WHAT YOU ARE ASKED TO DO:
Find the word "University" in the material below and gather every line that contains it.

TASK INPUTS:
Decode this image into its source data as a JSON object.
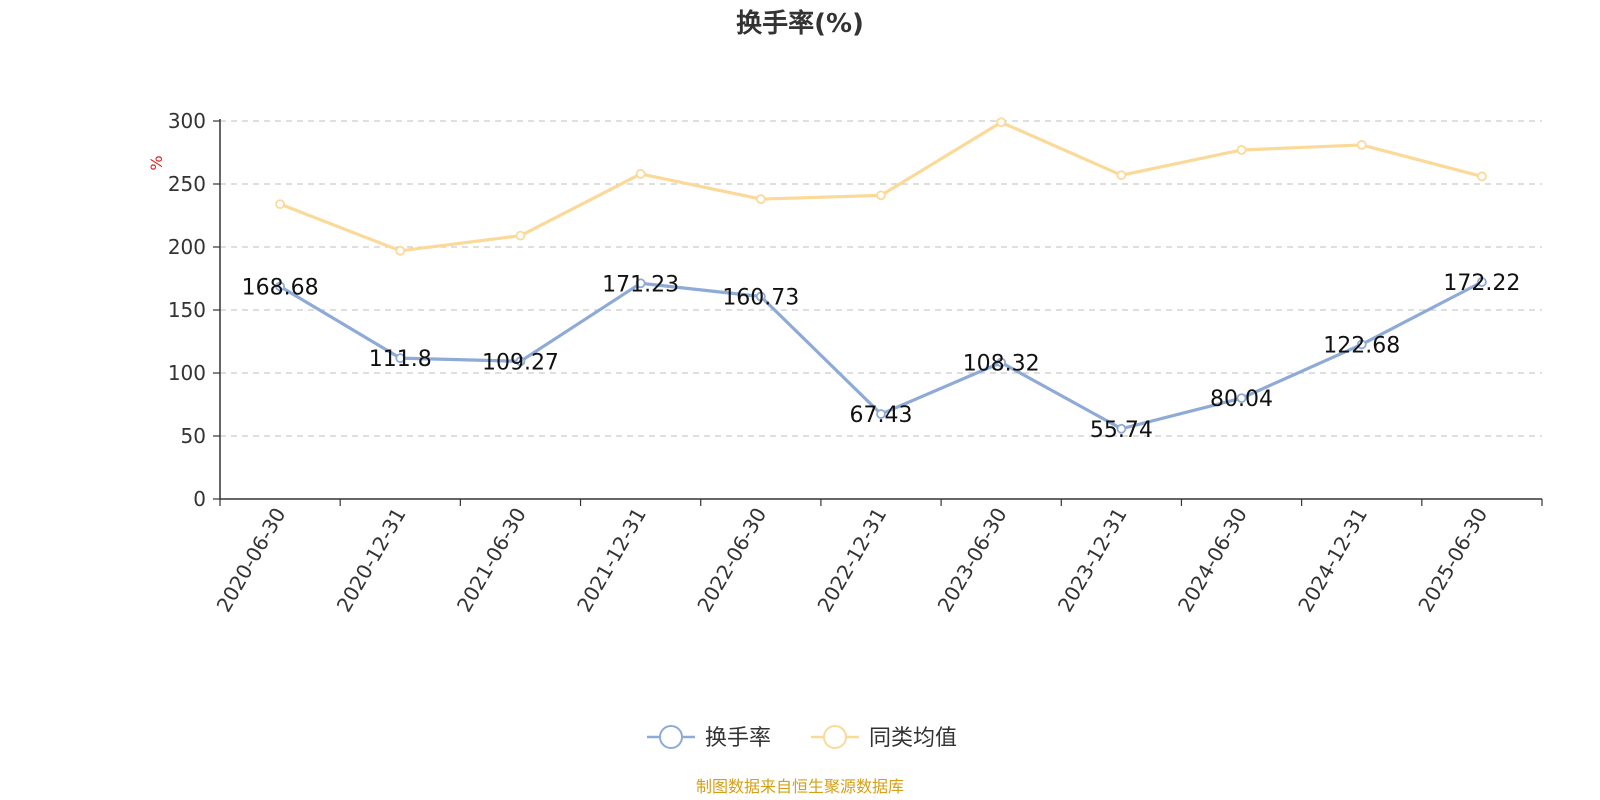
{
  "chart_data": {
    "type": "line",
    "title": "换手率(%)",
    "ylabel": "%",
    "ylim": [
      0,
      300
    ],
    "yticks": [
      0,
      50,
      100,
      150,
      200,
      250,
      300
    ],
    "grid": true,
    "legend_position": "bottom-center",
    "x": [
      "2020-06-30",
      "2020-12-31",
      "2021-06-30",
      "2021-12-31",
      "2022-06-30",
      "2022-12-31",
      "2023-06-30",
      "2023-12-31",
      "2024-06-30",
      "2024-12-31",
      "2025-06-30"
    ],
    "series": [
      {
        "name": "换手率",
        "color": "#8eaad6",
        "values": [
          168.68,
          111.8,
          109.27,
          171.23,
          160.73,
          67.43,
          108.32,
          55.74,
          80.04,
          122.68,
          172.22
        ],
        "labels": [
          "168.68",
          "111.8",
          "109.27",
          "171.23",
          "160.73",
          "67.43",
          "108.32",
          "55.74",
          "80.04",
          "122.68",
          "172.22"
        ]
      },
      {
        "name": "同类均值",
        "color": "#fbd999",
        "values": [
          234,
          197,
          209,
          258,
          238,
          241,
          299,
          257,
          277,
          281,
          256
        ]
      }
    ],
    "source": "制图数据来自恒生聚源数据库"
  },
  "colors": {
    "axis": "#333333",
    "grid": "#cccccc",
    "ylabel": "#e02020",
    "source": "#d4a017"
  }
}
* * *
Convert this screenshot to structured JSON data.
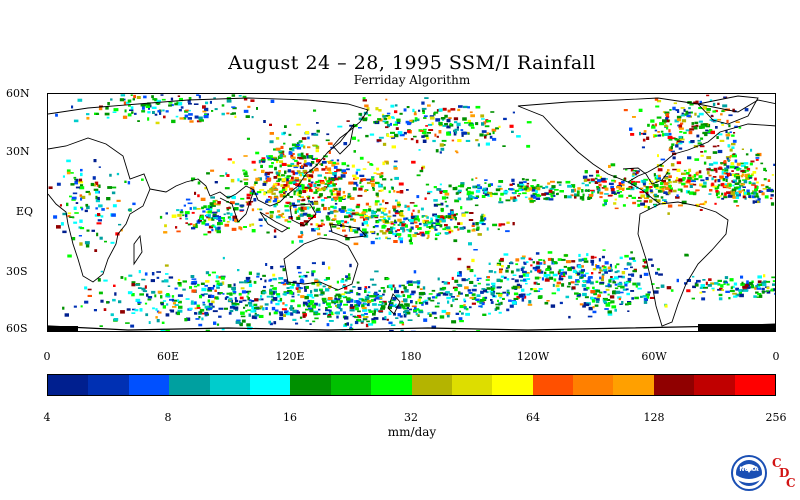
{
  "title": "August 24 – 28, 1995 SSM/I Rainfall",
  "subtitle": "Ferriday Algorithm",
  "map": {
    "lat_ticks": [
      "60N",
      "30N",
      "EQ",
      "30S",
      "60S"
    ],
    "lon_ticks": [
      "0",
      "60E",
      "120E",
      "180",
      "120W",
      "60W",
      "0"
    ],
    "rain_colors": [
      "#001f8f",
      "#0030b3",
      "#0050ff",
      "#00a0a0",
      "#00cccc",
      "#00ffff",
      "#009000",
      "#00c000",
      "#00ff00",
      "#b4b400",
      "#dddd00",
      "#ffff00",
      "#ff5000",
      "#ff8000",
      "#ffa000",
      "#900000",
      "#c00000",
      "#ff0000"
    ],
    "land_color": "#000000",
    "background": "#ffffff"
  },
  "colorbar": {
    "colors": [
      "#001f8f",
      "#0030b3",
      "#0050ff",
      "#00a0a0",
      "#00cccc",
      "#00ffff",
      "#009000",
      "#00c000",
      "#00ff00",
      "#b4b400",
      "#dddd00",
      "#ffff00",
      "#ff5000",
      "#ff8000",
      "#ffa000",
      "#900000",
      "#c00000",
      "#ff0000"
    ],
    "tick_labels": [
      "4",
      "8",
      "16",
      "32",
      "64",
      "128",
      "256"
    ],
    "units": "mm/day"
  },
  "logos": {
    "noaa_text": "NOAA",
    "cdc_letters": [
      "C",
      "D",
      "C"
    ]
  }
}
...
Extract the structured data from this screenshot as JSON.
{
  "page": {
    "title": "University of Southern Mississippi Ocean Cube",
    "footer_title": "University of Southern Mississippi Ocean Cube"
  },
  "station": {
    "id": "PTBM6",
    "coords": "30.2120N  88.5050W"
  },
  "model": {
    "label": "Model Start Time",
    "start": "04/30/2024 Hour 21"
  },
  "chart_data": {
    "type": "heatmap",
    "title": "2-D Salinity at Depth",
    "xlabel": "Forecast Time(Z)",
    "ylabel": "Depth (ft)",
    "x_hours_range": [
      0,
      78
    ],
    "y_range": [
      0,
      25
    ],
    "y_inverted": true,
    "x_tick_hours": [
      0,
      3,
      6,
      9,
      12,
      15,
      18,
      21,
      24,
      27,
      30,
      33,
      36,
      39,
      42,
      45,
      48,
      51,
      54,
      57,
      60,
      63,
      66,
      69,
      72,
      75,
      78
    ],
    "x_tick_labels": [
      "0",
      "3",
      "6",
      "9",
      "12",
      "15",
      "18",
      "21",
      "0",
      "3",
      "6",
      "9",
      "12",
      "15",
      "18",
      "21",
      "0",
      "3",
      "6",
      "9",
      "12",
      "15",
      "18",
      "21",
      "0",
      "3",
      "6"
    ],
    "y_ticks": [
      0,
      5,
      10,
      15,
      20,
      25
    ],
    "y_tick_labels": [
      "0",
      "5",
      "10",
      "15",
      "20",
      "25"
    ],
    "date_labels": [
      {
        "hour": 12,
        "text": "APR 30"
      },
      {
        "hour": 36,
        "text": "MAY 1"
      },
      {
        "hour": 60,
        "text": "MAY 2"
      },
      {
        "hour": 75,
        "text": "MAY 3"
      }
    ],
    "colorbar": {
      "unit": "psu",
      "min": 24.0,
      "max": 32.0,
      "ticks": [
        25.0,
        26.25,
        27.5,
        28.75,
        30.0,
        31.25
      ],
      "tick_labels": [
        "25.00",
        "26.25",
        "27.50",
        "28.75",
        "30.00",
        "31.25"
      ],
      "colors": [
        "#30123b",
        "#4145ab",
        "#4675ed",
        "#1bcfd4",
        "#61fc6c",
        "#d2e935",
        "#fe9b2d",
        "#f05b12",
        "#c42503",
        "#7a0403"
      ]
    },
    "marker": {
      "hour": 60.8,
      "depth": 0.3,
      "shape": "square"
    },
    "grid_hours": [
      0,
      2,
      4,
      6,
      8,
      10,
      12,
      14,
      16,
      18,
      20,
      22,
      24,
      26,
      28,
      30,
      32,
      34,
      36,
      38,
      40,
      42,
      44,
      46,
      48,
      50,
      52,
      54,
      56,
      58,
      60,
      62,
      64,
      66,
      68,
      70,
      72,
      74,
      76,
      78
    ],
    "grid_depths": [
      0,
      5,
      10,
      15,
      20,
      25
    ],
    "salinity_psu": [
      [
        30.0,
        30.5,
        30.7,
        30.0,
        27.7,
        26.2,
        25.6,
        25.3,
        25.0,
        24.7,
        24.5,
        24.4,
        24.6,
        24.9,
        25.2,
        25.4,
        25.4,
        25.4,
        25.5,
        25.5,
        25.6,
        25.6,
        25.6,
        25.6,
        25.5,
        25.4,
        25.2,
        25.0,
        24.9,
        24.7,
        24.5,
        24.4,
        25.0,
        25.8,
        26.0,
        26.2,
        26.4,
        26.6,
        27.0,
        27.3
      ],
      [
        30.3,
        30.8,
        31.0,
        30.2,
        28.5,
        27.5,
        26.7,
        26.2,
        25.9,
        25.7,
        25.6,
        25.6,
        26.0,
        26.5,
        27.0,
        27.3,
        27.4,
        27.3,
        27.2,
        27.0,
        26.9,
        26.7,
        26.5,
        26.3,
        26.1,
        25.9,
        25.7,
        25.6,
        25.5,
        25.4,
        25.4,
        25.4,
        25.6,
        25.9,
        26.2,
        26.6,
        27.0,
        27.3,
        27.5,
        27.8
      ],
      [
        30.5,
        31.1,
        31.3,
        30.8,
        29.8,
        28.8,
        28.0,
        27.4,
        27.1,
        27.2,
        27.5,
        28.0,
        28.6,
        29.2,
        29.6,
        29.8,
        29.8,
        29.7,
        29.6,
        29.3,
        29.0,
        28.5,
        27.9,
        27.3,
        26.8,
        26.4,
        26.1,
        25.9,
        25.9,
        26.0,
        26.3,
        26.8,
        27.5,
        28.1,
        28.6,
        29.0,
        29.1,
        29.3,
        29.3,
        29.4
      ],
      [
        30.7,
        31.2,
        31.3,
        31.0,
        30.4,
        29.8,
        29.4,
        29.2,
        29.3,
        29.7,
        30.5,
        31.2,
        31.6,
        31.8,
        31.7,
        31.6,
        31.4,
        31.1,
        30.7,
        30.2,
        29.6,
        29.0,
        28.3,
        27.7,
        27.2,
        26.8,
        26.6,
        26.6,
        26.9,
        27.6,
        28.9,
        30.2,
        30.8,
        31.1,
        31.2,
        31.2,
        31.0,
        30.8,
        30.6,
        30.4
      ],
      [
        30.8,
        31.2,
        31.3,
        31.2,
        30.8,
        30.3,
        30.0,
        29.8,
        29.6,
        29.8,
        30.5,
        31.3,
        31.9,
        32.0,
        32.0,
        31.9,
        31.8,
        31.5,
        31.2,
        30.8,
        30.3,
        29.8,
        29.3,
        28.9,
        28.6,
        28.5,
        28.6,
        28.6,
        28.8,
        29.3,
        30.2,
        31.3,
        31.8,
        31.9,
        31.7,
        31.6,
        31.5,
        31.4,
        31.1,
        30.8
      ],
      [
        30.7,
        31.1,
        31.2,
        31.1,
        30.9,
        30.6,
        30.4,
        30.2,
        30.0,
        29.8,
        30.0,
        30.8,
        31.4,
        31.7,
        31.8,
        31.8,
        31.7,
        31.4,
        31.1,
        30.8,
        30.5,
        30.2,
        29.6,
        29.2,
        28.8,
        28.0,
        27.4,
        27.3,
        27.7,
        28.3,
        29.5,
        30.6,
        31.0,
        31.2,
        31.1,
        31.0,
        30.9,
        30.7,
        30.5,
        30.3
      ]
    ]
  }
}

EXPECTED ANSWER:
    "title": "University of Southern Mississippi Ocean Cube",
    "footer_title": "University of Southern Mississippi Ocean Cube"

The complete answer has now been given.